## Written problem
Copy out all lines that hold "background".
------------------------------------------------------------
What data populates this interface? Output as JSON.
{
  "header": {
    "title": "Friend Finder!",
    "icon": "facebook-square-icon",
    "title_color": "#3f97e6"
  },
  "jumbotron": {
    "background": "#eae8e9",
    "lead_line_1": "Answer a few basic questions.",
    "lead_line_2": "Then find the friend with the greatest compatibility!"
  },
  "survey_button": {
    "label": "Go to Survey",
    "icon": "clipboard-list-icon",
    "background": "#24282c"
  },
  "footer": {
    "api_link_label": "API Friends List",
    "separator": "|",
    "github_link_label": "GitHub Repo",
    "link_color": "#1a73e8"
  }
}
------------------------------------------------------------
## Output
    "background": "#eae8e9",
    "background": "#24282c"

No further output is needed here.